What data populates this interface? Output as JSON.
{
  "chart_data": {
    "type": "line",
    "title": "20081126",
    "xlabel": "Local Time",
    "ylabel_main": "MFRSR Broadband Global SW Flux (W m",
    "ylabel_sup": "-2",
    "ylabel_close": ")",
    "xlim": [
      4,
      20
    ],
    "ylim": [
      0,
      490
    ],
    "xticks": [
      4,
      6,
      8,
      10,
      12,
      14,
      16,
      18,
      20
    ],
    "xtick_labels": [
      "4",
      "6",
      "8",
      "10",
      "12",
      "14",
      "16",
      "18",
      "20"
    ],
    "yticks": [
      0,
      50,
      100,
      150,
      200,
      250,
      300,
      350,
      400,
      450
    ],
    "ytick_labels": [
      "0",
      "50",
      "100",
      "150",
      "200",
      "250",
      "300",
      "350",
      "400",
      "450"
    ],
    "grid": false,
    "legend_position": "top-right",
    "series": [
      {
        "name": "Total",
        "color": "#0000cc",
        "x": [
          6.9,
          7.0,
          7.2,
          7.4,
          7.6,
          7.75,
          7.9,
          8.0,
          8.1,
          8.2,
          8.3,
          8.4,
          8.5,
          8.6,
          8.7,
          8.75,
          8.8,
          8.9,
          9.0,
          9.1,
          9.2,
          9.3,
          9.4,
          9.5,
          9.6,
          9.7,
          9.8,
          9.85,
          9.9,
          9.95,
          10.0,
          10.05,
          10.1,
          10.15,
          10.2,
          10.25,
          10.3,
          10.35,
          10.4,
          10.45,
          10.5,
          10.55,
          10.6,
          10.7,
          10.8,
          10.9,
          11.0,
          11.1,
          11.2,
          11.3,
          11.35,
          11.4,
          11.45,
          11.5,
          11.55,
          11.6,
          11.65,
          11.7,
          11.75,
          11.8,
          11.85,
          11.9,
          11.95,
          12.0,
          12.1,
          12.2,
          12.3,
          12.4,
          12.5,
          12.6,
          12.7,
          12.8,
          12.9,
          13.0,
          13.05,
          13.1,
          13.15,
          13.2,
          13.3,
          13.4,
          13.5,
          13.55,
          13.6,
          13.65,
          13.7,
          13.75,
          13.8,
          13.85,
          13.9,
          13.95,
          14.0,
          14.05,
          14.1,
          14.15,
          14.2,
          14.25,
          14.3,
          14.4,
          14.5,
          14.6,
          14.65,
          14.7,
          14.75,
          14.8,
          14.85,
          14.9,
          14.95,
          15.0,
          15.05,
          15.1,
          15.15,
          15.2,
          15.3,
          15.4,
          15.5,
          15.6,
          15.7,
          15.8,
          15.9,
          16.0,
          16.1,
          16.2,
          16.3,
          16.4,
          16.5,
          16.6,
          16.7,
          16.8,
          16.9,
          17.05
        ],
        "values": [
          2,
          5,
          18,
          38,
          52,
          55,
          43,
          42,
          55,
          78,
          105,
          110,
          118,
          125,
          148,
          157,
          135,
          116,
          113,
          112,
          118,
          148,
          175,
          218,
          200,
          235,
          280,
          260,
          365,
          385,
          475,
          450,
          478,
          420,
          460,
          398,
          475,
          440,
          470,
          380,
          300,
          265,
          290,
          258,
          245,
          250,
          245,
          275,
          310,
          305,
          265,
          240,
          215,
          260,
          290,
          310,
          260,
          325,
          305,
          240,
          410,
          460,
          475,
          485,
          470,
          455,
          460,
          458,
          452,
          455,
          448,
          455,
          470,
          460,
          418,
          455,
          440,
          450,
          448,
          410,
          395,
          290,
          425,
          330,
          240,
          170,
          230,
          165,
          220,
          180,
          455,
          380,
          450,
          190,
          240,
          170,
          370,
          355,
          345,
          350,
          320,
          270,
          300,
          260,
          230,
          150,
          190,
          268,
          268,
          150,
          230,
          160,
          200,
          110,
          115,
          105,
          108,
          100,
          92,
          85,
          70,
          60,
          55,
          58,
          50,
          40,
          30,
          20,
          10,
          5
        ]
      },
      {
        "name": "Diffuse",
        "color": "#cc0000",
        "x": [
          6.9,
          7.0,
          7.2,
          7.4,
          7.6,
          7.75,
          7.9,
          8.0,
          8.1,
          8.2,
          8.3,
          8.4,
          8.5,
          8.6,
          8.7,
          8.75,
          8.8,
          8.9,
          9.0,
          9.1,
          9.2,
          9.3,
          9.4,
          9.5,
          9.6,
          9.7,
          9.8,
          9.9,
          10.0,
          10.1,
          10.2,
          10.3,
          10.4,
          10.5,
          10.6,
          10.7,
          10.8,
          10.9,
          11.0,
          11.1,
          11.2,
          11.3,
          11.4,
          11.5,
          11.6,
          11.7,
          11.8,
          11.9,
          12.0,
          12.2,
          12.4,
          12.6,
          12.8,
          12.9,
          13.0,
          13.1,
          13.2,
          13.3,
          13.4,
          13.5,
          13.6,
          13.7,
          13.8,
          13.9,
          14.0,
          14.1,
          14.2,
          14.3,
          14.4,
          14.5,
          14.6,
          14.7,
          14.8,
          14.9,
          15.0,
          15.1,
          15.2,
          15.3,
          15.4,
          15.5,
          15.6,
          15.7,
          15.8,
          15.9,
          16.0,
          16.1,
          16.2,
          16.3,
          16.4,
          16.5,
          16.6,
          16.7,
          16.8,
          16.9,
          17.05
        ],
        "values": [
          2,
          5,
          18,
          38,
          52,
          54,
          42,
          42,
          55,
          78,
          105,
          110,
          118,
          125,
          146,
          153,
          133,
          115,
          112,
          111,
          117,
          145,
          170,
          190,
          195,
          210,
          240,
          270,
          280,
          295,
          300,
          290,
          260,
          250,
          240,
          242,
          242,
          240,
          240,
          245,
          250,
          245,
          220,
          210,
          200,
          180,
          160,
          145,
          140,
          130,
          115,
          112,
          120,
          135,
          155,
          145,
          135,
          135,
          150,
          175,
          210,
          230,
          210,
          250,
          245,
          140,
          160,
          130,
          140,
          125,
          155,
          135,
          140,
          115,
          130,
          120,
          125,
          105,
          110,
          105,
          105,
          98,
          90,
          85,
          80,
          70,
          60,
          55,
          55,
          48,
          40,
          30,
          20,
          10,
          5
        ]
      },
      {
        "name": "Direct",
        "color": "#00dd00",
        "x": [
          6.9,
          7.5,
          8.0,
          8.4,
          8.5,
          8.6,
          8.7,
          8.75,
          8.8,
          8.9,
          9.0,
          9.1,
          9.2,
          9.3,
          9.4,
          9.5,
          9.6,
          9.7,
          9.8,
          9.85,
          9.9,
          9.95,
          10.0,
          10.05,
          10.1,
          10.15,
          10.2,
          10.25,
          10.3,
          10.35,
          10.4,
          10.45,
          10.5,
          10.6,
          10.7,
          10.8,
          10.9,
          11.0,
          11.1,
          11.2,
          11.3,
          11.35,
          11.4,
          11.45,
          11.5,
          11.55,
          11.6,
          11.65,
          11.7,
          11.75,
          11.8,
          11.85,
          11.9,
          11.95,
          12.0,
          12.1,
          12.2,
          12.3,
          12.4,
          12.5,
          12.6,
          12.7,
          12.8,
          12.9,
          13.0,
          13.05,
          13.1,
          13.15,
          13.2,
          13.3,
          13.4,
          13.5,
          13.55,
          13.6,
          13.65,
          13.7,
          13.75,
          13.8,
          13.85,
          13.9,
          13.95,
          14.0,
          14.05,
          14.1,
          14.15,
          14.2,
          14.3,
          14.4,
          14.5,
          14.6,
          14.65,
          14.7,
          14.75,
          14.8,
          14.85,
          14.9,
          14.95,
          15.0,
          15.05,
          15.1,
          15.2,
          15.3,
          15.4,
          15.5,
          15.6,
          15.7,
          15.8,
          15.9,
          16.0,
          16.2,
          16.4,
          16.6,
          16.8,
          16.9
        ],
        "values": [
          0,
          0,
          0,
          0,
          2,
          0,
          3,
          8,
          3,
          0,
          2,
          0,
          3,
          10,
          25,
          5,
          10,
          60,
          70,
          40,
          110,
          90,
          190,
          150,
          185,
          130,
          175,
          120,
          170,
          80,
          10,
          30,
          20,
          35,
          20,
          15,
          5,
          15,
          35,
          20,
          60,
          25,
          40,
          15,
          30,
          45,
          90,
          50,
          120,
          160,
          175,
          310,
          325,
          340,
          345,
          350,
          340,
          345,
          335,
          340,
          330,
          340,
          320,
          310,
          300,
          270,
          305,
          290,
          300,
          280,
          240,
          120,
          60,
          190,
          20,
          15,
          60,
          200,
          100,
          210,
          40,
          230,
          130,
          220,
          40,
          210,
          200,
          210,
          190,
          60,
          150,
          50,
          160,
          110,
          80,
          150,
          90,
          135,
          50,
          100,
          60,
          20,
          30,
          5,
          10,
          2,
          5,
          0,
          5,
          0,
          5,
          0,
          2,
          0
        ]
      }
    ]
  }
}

::::::::

WHAT IS NEEDED: Wherever the string "color" appears in the entries above, list that line.

SOLUTION TO THIS EXERCISE:
        "color": "#0000cc",
        "color": "#cc0000",
        "color": "#00dd00",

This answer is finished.